[Aim of the task] Write out the listing below again, precisely as it is given.

[Figure content listings]

★ ★ ★ ★ ★ ★ ★

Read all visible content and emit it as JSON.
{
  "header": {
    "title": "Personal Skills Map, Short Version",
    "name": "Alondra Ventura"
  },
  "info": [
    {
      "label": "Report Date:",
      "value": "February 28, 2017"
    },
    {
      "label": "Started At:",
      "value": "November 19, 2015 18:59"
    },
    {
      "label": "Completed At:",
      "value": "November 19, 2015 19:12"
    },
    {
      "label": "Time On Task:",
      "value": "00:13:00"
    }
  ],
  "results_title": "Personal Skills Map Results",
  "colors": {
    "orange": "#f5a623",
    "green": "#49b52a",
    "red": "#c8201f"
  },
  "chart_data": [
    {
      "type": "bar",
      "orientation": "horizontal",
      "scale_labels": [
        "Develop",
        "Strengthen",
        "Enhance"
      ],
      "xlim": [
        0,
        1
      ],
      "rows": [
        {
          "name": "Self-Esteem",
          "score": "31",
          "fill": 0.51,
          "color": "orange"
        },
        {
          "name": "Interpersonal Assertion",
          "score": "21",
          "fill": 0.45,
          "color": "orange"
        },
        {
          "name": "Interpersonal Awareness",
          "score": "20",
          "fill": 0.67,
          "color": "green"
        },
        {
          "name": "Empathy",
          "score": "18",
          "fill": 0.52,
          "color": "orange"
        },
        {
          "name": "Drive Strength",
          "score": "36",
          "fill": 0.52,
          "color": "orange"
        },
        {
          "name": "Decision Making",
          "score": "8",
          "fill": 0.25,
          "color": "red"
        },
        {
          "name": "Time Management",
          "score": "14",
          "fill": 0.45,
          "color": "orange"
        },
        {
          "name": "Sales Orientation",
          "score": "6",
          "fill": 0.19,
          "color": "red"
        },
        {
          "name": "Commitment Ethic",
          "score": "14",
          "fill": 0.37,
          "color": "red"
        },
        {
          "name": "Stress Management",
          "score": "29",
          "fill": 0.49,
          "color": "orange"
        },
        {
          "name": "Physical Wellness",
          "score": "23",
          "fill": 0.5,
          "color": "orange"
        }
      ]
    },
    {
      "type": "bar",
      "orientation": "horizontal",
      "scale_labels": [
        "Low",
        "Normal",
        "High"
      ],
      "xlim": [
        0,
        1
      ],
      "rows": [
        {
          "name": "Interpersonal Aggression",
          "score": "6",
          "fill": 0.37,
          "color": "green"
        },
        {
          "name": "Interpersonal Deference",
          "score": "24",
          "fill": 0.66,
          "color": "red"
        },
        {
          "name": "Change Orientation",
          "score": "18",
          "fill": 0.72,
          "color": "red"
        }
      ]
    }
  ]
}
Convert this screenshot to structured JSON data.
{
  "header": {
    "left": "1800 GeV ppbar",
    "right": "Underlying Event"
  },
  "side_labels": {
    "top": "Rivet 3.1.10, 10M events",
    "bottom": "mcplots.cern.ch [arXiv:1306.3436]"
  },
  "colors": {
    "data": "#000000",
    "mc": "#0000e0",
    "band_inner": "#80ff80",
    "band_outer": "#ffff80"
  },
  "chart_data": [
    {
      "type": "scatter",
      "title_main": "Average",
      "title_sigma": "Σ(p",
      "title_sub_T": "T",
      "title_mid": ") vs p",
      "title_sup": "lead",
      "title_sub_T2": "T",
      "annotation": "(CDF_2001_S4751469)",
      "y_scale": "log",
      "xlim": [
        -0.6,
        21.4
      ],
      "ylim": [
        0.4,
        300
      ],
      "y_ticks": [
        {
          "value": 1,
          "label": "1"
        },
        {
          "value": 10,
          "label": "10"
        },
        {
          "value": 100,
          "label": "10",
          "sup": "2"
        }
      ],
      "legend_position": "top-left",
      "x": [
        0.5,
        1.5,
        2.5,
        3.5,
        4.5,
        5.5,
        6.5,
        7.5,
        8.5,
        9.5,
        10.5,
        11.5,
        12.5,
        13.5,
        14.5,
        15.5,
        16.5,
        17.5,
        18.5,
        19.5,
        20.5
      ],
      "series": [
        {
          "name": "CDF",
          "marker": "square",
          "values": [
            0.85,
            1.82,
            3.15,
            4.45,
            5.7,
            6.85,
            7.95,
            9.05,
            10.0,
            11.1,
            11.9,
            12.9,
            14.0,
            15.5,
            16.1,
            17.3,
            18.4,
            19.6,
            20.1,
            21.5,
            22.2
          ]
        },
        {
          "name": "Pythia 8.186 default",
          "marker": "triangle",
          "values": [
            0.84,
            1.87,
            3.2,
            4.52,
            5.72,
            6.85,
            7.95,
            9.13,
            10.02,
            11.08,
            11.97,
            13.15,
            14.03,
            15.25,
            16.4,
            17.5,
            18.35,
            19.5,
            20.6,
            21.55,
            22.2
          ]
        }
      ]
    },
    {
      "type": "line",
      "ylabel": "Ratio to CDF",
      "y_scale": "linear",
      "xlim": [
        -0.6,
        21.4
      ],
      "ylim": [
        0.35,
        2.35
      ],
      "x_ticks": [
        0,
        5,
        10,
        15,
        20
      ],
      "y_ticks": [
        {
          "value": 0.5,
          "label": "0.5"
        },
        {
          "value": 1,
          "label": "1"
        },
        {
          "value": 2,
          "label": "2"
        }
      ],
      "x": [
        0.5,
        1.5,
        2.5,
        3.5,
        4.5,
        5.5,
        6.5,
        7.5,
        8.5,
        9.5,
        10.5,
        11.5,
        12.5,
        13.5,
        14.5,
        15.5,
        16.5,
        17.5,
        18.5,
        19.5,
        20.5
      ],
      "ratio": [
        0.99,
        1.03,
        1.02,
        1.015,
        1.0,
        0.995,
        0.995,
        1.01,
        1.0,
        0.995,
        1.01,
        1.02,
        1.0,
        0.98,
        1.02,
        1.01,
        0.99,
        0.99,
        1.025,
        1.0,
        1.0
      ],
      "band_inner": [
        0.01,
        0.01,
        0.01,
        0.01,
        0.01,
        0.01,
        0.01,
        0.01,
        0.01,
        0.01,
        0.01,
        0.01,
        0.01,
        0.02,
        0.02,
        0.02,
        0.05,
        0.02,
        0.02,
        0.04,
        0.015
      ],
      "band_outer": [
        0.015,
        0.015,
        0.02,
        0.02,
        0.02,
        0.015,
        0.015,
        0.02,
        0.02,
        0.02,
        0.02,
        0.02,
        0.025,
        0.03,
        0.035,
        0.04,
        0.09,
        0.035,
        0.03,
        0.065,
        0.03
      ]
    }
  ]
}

★ ★ ★ ★ ★ ★ ★

[Response to this exercise]
Read all visible content and emit it as JSON.
{
  "header": {
    "title": "Personal Skills Map, Short Version",
    "name": "Alondra Ventura"
  },
  "info": [
    {
      "label": "Report Date:",
      "value": "February 28, 2017"
    },
    {
      "label": "Started At:",
      "value": "November 19, 2015 18:59"
    },
    {
      "label": "Completed At:",
      "value": "November 19, 2015 19:12"
    },
    {
      "label": "Time On Task:",
      "value": "00:13:00"
    }
  ],
  "results_title": "Personal Skills Map Results",
  "colors": {
    "orange": "#f5a623",
    "green": "#49b52a",
    "red": "#c8201f"
  },
  "chart_data": [
    {
      "type": "bar",
      "orientation": "horizontal",
      "scale_labels": [
        "Develop",
        "Strengthen",
        "Enhance"
      ],
      "xlim": [
        0,
        1
      ],
      "rows": [
        {
          "name": "Self-Esteem",
          "score": "31",
          "fill": 0.51,
          "color": "orange"
        },
        {
          "name": "Interpersonal Assertion",
          "score": "21",
          "fill": 0.45,
          "color": "orange"
        },
        {
          "name": "Interpersonal Awareness",
          "score": "20",
          "fill": 0.67,
          "color": "green"
        },
        {
          "name": "Empathy",
          "score": "18",
          "fill": 0.52,
          "color": "orange"
        },
        {
          "name": "Drive Strength",
          "score": "36",
          "fill": 0.52,
          "color": "orange"
        },
        {
          "name": "Decision Making",
          "score": "8",
          "fill": 0.25,
          "color": "red"
        },
        {
          "name": "Time Management",
          "score": "14",
          "fill": 0.45,
          "color": "orange"
        },
        {
          "name": "Sales Orientation",
          "score": "6",
          "fill": 0.19,
          "color": "red"
        },
        {
          "name": "Commitment Ethic",
          "score": "14",
          "fill": 0.37,
          "color": "red"
        },
        {
          "name": "Stress Management",
          "score": "29",
          "fill": 0.49,
          "color": "orange"
        },
        {
          "name": "Physical Wellness",
          "score": "23",
          "fill": 0.5,
          "color": "orange"
        }
      ]
    },
    {
      "type": "bar",
      "orientation": "horizontal",
      "scale_labels": [
        "Low",
        "Normal",
        "High"
      ],
      "xlim": [
        0,
        1
      ],
      "rows": [
        {
          "name": "Interpersonal Aggression",
          "score": "6",
          "fill": 0.37,
          "color": "green"
        },
        {
          "name": "Interpersonal Deference",
          "score": "24",
          "fill": 0.66,
          "color": "red"
        },
        {
          "name": "Change Orientation",
          "score": "18",
          "fill": 0.72,
          "color": "red"
        }
      ]
    }
  ]
}
Convert this screenshot to structured JSON data.
{
  "header": {
    "left": "1800 GeV ppbar",
    "right": "Underlying Event"
  },
  "side_labels": {
    "top": "Rivet 3.1.10, 10M events",
    "bottom": "mcplots.cern.ch [arXiv:1306.3436]"
  },
  "colors": {
    "data": "#000000",
    "mc": "#0000e0",
    "band_inner": "#80ff80",
    "band_outer": "#ffff80"
  },
  "chart_data": [
    {
      "type": "scatter",
      "title_main": "Average",
      "title_sigma": "Σ(p",
      "title_sub_T": "T",
      "title_mid": ") vs p",
      "title_sup": "lead",
      "title_sub_T2": "T",
      "annotation": "(CDF_2001_S4751469)",
      "y_scale": "log",
      "xlim": [
        -0.6,
        21.4
      ],
      "ylim": [
        0.4,
        300
      ],
      "y_ticks": [
        {
          "value": 1,
          "label": "1"
        },
        {
          "value": 10,
          "label": "10"
        },
        {
          "value": 100,
          "label": "10",
          "sup": "2"
        }
      ],
      "legend_position": "top-left",
      "x": [
        0.5,
        1.5,
        2.5,
        3.5,
        4.5,
        5.5,
        6.5,
        7.5,
        8.5,
        9.5,
        10.5,
        11.5,
        12.5,
        13.5,
        14.5,
        15.5,
        16.5,
        17.5,
        18.5,
        19.5,
        20.5
      ],
      "series": [
        {
          "name": "CDF",
          "marker": "square",
          "values": [
            0.85,
            1.82,
            3.15,
            4.45,
            5.7,
            6.85,
            7.95,
            9.05,
            10.0,
            11.1,
            11.9,
            12.9,
            14.0,
            15.5,
            16.1,
            17.3,
            18.4,
            19.6,
            20.1,
            21.5,
            22.2
          ]
        },
        {
          "name": "Pythia 8.186 default",
          "marker": "triangle",
          "values": [
            0.84,
            1.87,
            3.2,
            4.52,
            5.72,
            6.85,
            7.95,
            9.13,
            10.02,
            11.08,
            11.97,
            13.15,
            14.03,
            15.25,
            16.4,
            17.5,
            18.35,
            19.5,
            20.6,
            21.55,
            22.2
          ]
        }
      ]
    },
    {
      "type": "line",
      "ylabel": "Ratio to CDF",
      "y_scale": "linear",
      "xlim": [
        -0.6,
        21.4
      ],
      "ylim": [
        0.35,
        2.35
      ],
      "x_ticks": [
        0,
        5,
        10,
        15,
        20
      ],
      "y_ticks": [
        {
          "value": 0.5,
          "label": "0.5"
        },
        {
          "value": 1,
          "label": "1"
        },
        {
          "value": 2,
          "label": "2"
        }
      ],
      "x": [
        0.5,
        1.5,
        2.5,
        3.5,
        4.5,
        5.5,
        6.5,
        7.5,
        8.5,
        9.5,
        10.5,
        11.5,
        12.5,
        13.5,
        14.5,
        15.5,
        16.5,
        17.5,
        18.5,
        19.5,
        20.5
      ],
      "ratio": [
        0.99,
        1.03,
        1.02,
        1.015,
        1.0,
        0.995,
        0.995,
        1.01,
        1.0,
        0.995,
        1.01,
        1.02,
        1.0,
        0.98,
        1.02,
        1.01,
        0.99,
        0.99,
        1.025,
        1.0,
        1.0
      ],
      "band_inner": [
        0.01,
        0.01,
        0.01,
        0.01,
        0.01,
        0.01,
        0.01,
        0.01,
        0.01,
        0.01,
        0.01,
        0.01,
        0.01,
        0.02,
        0.02,
        0.02,
        0.05,
        0.02,
        0.02,
        0.04,
        0.015
      ],
      "band_outer": [
        0.015,
        0.015,
        0.02,
        0.02,
        0.02,
        0.015,
        0.015,
        0.02,
        0.02,
        0.02,
        0.02,
        0.02,
        0.025,
        0.03,
        0.035,
        0.04,
        0.09,
        0.035,
        0.03,
        0.065,
        0.03
      ]
    }
  ]
}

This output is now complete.